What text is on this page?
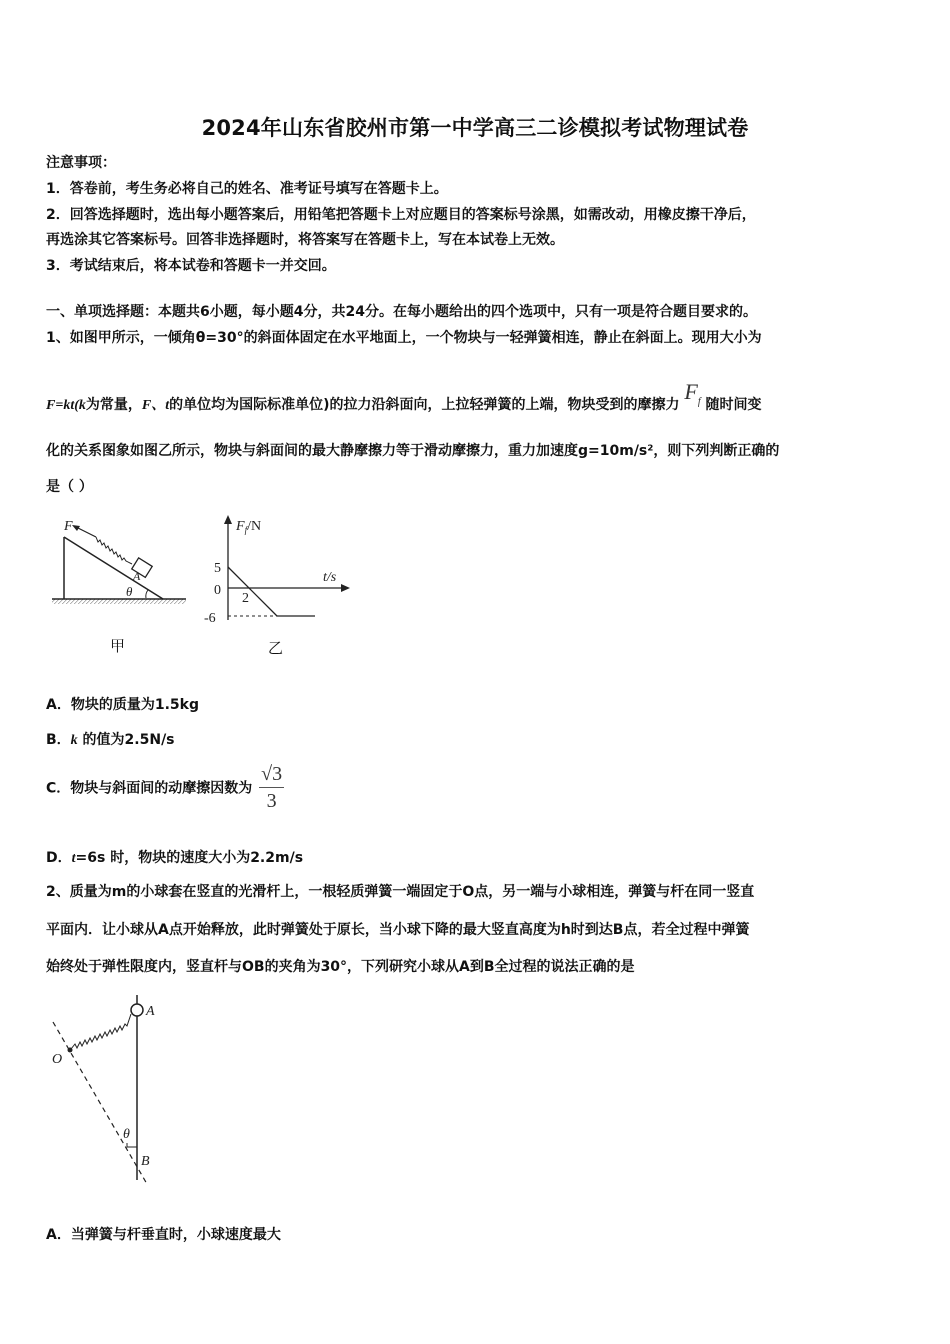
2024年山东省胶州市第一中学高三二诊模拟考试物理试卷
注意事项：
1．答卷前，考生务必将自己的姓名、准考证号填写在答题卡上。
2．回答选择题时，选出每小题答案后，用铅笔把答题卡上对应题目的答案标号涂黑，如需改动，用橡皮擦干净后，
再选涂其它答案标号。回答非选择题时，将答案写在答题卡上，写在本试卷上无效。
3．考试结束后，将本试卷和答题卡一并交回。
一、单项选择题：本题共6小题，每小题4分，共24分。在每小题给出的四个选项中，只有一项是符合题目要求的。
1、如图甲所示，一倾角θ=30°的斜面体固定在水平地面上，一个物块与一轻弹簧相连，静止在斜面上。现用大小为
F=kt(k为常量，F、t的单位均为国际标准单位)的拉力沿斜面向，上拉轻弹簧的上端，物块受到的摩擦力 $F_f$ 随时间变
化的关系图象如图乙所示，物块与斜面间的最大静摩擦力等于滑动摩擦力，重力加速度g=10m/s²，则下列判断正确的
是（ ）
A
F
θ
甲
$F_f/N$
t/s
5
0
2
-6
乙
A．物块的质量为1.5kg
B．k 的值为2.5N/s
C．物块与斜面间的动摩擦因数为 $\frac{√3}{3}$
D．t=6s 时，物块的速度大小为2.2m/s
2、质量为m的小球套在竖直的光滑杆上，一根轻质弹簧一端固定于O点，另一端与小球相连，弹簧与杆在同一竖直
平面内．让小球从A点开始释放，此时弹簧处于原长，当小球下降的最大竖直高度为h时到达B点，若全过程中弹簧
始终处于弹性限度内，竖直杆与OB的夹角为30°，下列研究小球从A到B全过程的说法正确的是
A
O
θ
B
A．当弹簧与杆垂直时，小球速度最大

_STATED GOAL:_
Pictures are to be left out; the records above must be repeated word for word.

_EXERCISE SOLUTION:_
What text is on this page?
2024年山东省胶州市第一中学高三二诊模拟考试物理试卷
注意事项：
1．答卷前，考生务必将自己的姓名、准考证号填写在答题卡上。
2．回答选择题时，选出每小题答案后，用铅笔把答题卡上对应题目的答案标号涂黑，如需改动，用橡皮擦干净后，
再选涂其它答案标号。回答非选择题时，将答案写在答题卡上，写在本试卷上无效。
3．考试结束后，将本试卷和答题卡一并交回。
一、单项选择题：本题共6小题，每小题4分，共24分。在每小题给出的四个选项中，只有一项是符合题目要求的。
1、如图甲所示，一倾角θ=30°的斜面体固定在水平地面上，一个物块与一轻弹簧相连，静止在斜面上。现用大小为
F=kt(k为常量，F、t的单位均为国际标准单位)的拉力沿斜面向，上拉轻弹簧的上端，物块受到的摩擦力 $F_f$ 随时间变
化的关系图象如图乙所示，物块与斜面间的最大静摩擦力等于滑动摩擦力，重力加速度g=10m/s²，则下列判断正确的
是（ ）
A
F
θ
甲
$F_f/N$
t/s
5
0
2
-6
乙
A．物块的质量为1.5kg
B．k 的值为2.5N/s
C．物块与斜面间的动摩擦因数为 $\frac{√3}{3}$
D．t=6s 时，物块的速度大小为2.2m/s
2、质量为m的小球套在竖直的光滑杆上，一根轻质弹簧一端固定于O点，另一端与小球相连，弹簧与杆在同一竖直
平面内．让小球从A点开始释放，此时弹簧处于原长，当小球下降的最大竖直高度为h时到达B点，若全过程中弹簧
始终处于弹性限度内，竖直杆与OB的夹角为30°，下列研究小球从A到B全过程的说法正确的是
A
O
θ
B
A．当弹簧与杆垂直时，小球速度最大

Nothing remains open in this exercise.